* [Provided data]
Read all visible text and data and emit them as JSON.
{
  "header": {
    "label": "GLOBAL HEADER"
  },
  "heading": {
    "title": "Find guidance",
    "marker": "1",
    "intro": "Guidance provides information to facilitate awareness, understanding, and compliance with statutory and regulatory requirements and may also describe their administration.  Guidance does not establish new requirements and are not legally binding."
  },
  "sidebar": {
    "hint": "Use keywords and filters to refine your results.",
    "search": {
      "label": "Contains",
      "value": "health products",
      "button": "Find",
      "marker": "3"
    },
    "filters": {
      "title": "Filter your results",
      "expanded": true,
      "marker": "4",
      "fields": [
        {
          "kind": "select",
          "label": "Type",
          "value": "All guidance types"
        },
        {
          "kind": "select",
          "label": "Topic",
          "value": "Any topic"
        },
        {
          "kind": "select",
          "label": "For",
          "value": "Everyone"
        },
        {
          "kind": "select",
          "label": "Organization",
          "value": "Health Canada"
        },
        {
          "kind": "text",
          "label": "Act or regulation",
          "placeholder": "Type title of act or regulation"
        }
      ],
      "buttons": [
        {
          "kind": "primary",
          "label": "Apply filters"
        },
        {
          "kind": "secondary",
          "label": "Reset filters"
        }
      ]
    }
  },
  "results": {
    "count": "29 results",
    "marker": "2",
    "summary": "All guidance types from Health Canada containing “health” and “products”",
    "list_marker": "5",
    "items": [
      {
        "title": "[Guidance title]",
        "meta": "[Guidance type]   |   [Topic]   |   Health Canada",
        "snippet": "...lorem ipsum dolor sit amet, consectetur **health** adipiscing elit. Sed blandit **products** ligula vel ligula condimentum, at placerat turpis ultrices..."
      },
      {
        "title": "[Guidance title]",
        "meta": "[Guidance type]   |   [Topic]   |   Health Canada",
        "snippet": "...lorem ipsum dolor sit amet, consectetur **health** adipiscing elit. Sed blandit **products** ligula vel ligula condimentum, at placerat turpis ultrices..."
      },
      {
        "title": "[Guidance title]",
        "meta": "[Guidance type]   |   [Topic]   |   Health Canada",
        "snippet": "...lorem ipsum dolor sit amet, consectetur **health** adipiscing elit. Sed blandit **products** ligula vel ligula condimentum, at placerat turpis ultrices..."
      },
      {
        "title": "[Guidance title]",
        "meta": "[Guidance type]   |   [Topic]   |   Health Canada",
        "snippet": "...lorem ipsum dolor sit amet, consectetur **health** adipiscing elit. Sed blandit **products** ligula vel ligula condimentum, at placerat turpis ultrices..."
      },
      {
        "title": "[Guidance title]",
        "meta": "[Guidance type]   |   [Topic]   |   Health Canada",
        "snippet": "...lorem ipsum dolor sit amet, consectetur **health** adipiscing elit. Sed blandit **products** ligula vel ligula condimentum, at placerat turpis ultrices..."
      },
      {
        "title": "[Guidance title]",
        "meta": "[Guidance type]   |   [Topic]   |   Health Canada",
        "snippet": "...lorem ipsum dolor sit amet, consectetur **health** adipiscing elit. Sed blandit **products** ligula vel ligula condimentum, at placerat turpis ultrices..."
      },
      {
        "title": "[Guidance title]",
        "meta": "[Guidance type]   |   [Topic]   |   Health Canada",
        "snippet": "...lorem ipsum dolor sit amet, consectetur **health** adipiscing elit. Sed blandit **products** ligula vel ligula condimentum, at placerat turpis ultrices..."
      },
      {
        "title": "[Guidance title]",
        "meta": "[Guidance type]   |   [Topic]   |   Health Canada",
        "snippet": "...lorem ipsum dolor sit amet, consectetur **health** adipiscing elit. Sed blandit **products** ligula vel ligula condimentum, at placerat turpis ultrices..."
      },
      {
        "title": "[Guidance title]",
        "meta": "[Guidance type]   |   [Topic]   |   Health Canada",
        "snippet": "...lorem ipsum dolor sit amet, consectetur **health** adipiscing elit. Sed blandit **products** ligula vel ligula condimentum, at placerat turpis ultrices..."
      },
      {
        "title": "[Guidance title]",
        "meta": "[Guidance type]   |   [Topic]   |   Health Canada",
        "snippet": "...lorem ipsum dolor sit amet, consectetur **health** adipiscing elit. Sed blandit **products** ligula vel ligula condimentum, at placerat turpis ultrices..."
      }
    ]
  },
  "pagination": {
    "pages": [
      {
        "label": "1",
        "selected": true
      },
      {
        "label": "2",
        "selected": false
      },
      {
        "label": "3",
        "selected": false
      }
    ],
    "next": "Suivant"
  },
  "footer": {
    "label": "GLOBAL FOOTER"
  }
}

* [Problem to work on] Track down every line of the material containing the string "types", and copy it.

* [Task result]
          "value": "All guidance types"
    "summary": "All guidance types from Health Canada containing “health” and “products”",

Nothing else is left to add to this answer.